- **WRITTEN REQUEST**: Can you print the data exactly and leave out each image?

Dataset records

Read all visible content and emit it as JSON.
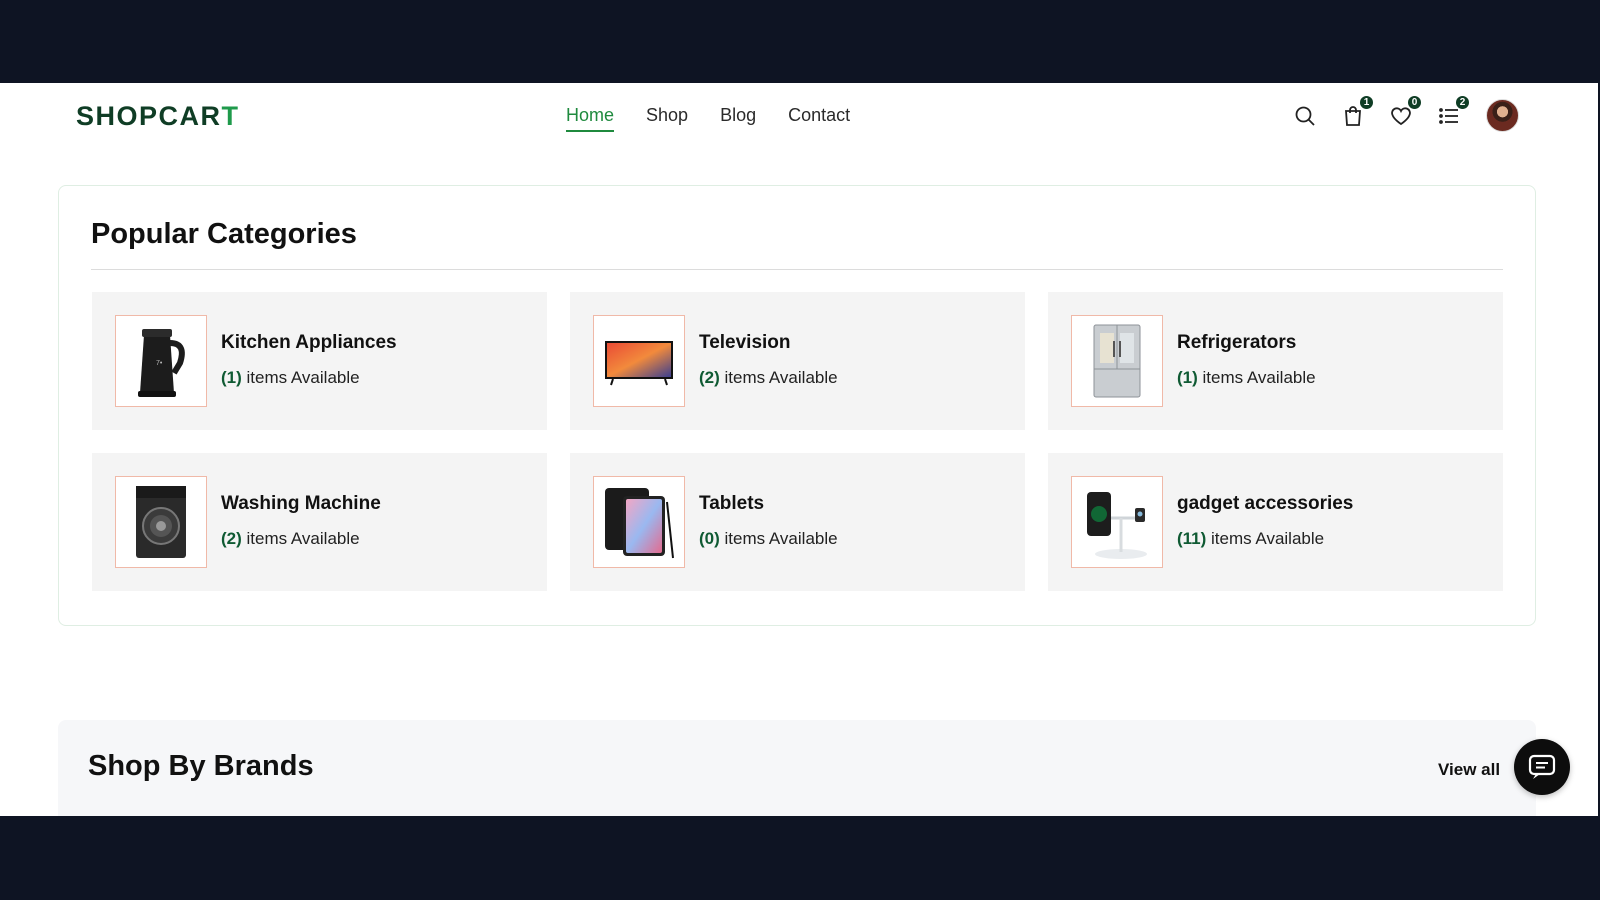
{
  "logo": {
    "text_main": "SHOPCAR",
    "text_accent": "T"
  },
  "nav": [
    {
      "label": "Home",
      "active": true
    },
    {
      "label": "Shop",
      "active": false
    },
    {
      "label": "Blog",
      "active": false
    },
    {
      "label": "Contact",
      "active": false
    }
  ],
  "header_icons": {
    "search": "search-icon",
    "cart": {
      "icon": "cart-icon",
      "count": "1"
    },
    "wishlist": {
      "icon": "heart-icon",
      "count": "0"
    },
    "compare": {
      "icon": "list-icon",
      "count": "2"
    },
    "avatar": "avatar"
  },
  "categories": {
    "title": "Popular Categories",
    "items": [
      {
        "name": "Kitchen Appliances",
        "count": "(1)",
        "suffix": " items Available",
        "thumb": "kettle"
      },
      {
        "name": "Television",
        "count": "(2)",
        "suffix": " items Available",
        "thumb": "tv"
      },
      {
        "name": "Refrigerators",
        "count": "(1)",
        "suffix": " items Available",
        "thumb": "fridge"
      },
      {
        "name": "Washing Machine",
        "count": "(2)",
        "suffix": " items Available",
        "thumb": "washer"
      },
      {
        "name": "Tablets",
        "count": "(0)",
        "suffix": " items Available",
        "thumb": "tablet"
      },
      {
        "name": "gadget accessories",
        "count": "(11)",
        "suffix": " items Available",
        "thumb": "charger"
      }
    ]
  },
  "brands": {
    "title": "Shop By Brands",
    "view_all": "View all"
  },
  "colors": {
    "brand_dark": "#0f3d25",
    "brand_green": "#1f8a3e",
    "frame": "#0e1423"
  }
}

- **ANSWER FOR THIS EXERCISE**:
Read all visible content and emit it as JSON.
{
  "logo": {
    "text_main": "SHOPCAR",
    "text_accent": "T"
  },
  "nav": [
    {
      "label": "Home",
      "active": true
    },
    {
      "label": "Shop",
      "active": false
    },
    {
      "label": "Blog",
      "active": false
    },
    {
      "label": "Contact",
      "active": false
    }
  ],
  "header_icons": {
    "search": "search-icon",
    "cart": {
      "icon": "cart-icon",
      "count": "1"
    },
    "wishlist": {
      "icon": "heart-icon",
      "count": "0"
    },
    "compare": {
      "icon": "list-icon",
      "count": "2"
    },
    "avatar": "avatar"
  },
  "categories": {
    "title": "Popular Categories",
    "items": [
      {
        "name": "Kitchen Appliances",
        "count": "(1)",
        "suffix": " items Available",
        "thumb": "kettle"
      },
      {
        "name": "Television",
        "count": "(2)",
        "suffix": " items Available",
        "thumb": "tv"
      },
      {
        "name": "Refrigerators",
        "count": "(1)",
        "suffix": " items Available",
        "thumb": "fridge"
      },
      {
        "name": "Washing Machine",
        "count": "(2)",
        "suffix": " items Available",
        "thumb": "washer"
      },
      {
        "name": "Tablets",
        "count": "(0)",
        "suffix": " items Available",
        "thumb": "tablet"
      },
      {
        "name": "gadget accessories",
        "count": "(11)",
        "suffix": " items Available",
        "thumb": "charger"
      }
    ]
  },
  "brands": {
    "title": "Shop By Brands",
    "view_all": "View all"
  },
  "colors": {
    "brand_dark": "#0f3d25",
    "brand_green": "#1f8a3e",
    "frame": "#0e1423"
  }
}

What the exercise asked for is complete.